§ **STATED PROBLEM**: Every entry that follows needs to be repeated exactly.

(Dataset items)
## begin
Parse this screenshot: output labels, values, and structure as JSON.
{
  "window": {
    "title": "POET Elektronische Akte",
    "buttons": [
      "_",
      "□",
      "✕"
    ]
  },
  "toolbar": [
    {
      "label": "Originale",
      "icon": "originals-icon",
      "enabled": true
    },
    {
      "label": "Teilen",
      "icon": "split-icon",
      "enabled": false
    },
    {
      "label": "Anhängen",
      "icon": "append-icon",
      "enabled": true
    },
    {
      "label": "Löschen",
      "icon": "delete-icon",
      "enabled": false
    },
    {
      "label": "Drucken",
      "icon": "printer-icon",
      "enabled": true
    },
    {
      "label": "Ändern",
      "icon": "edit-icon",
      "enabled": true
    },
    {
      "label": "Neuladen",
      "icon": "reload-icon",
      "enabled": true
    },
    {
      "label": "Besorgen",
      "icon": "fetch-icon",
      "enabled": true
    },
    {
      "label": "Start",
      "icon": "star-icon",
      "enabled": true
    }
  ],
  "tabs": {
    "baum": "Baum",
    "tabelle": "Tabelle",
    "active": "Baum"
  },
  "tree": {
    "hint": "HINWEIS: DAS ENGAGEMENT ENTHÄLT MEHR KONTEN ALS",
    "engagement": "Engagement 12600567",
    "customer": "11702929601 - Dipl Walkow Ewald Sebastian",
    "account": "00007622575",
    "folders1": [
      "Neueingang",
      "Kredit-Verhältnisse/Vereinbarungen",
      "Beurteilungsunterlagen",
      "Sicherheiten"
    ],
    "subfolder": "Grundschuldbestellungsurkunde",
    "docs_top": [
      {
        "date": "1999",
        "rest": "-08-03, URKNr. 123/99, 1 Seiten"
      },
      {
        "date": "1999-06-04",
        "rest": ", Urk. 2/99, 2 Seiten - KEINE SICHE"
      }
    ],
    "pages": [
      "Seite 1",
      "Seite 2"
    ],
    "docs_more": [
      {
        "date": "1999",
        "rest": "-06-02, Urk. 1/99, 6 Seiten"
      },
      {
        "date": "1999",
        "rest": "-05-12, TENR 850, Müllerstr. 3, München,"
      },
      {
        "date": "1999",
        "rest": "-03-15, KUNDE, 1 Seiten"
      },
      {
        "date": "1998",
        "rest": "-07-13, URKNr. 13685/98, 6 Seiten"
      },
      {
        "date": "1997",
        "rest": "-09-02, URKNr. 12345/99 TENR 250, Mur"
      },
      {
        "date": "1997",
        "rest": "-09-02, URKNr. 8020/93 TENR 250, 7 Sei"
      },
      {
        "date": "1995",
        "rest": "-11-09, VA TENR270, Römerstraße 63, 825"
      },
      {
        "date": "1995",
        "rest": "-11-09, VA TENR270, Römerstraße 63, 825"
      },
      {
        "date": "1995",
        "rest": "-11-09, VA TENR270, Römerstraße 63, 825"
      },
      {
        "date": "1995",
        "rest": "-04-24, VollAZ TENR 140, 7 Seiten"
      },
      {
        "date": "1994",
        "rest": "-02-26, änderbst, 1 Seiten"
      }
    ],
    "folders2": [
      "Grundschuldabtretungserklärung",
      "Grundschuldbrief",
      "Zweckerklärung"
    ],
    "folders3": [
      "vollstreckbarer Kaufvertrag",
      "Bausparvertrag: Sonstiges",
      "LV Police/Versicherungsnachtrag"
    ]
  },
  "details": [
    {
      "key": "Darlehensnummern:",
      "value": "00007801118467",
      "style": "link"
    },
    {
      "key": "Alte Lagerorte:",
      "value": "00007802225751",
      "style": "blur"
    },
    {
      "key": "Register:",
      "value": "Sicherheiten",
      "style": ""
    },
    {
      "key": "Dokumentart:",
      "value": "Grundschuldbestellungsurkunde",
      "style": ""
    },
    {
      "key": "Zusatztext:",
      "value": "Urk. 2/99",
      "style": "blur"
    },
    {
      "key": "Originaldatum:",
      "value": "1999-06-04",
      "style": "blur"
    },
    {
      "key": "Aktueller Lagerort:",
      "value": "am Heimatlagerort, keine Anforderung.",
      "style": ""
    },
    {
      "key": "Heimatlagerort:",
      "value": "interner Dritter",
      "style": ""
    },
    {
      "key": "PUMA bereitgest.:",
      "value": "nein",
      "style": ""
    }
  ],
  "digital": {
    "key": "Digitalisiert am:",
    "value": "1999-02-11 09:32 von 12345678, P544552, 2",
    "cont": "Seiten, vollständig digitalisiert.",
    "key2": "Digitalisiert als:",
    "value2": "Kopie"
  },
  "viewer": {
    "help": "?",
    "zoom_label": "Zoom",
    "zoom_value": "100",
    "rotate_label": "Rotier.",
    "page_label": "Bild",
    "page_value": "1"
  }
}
## end
§ **THE RESULT**:
Parse this screenshot: output labels, values, and structure as JSON.
{
  "window": {
    "title": "POET Elektronische Akte",
    "buttons": [
      "_",
      "□",
      "✕"
    ]
  },
  "toolbar": [
    {
      "label": "Originale",
      "icon": "originals-icon",
      "enabled": true
    },
    {
      "label": "Teilen",
      "icon": "split-icon",
      "enabled": false
    },
    {
      "label": "Anhängen",
      "icon": "append-icon",
      "enabled": true
    },
    {
      "label": "Löschen",
      "icon": "delete-icon",
      "enabled": false
    },
    {
      "label": "Drucken",
      "icon": "printer-icon",
      "enabled": true
    },
    {
      "label": "Ändern",
      "icon": "edit-icon",
      "enabled": true
    },
    {
      "label": "Neuladen",
      "icon": "reload-icon",
      "enabled": true
    },
    {
      "label": "Besorgen",
      "icon": "fetch-icon",
      "enabled": true
    },
    {
      "label": "Start",
      "icon": "star-icon",
      "enabled": true
    }
  ],
  "tabs": {
    "baum": "Baum",
    "tabelle": "Tabelle",
    "active": "Baum"
  },
  "tree": {
    "hint": "HINWEIS: DAS ENGAGEMENT ENTHÄLT MEHR KONTEN ALS",
    "engagement": "Engagement 12600567",
    "customer": "11702929601 - Dipl Walkow Ewald Sebastian",
    "account": "00007622575",
    "folders1": [
      "Neueingang",
      "Kredit-Verhältnisse/Vereinbarungen",
      "Beurteilungsunterlagen",
      "Sicherheiten"
    ],
    "subfolder": "Grundschuldbestellungsurkunde",
    "docs_top": [
      {
        "date": "1999",
        "rest": "-08-03, URKNr. 123/99, 1 Seiten"
      },
      {
        "date": "1999-06-04",
        "rest": ", Urk. 2/99, 2 Seiten - KEINE SICHE"
      }
    ],
    "pages": [
      "Seite 1",
      "Seite 2"
    ],
    "docs_more": [
      {
        "date": "1999",
        "rest": "-06-02, Urk. 1/99, 6 Seiten"
      },
      {
        "date": "1999",
        "rest": "-05-12, TENR 850, Müllerstr. 3, München,"
      },
      {
        "date": "1999",
        "rest": "-03-15, KUNDE, 1 Seiten"
      },
      {
        "date": "1998",
        "rest": "-07-13, URKNr. 13685/98, 6 Seiten"
      },
      {
        "date": "1997",
        "rest": "-09-02, URKNr. 12345/99 TENR 250, Mur"
      },
      {
        "date": "1997",
        "rest": "-09-02, URKNr. 8020/93 TENR 250, 7 Sei"
      },
      {
        "date": "1995",
        "rest": "-11-09, VA TENR270, Römerstraße 63, 825"
      },
      {
        "date": "1995",
        "rest": "-11-09, VA TENR270, Römerstraße 63, 825"
      },
      {
        "date": "1995",
        "rest": "-11-09, VA TENR270, Römerstraße 63, 825"
      },
      {
        "date": "1995",
        "rest": "-04-24, VollAZ TENR 140, 7 Seiten"
      },
      {
        "date": "1994",
        "rest": "-02-26, änderbst, 1 Seiten"
      }
    ],
    "folders2": [
      "Grundschuldabtretungserklärung",
      "Grundschuldbrief",
      "Zweckerklärung"
    ],
    "folders3": [
      "vollstreckbarer Kaufvertrag",
      "Bausparvertrag: Sonstiges",
      "LV Police/Versicherungsnachtrag"
    ]
  },
  "details": [
    {
      "key": "Darlehensnummern:",
      "value": "00007801118467",
      "style": "link"
    },
    {
      "key": "Alte Lagerorte:",
      "value": "00007802225751",
      "style": "blur"
    },
    {
      "key": "Register:",
      "value": "Sicherheiten",
      "style": ""
    },
    {
      "key": "Dokumentart:",
      "value": "Grundschuldbestellungsurkunde",
      "style": ""
    },
    {
      "key": "Zusatztext:",
      "value": "Urk. 2/99",
      "style": "blur"
    },
    {
      "key": "Originaldatum:",
      "value": "1999-06-04",
      "style": "blur"
    },
    {
      "key": "Aktueller Lagerort:",
      "value": "am Heimatlagerort, keine Anforderung.",
      "style": ""
    },
    {
      "key": "Heimatlagerort:",
      "value": "interner Dritter",
      "style": ""
    },
    {
      "key": "PUMA bereitgest.:",
      "value": "nein",
      "style": ""
    }
  ],
  "digital": {
    "key": "Digitalisiert am:",
    "value": "1999-02-11 09:32 von 12345678, P544552, 2",
    "cont": "Seiten, vollständig digitalisiert.",
    "key2": "Digitalisiert als:",
    "value2": "Kopie"
  },
  "viewer": {
    "help": "?",
    "zoom_label": "Zoom",
    "zoom_value": "100",
    "rotate_label": "Rotier.",
    "page_label": "Bild",
    "page_value": "1"
  }
}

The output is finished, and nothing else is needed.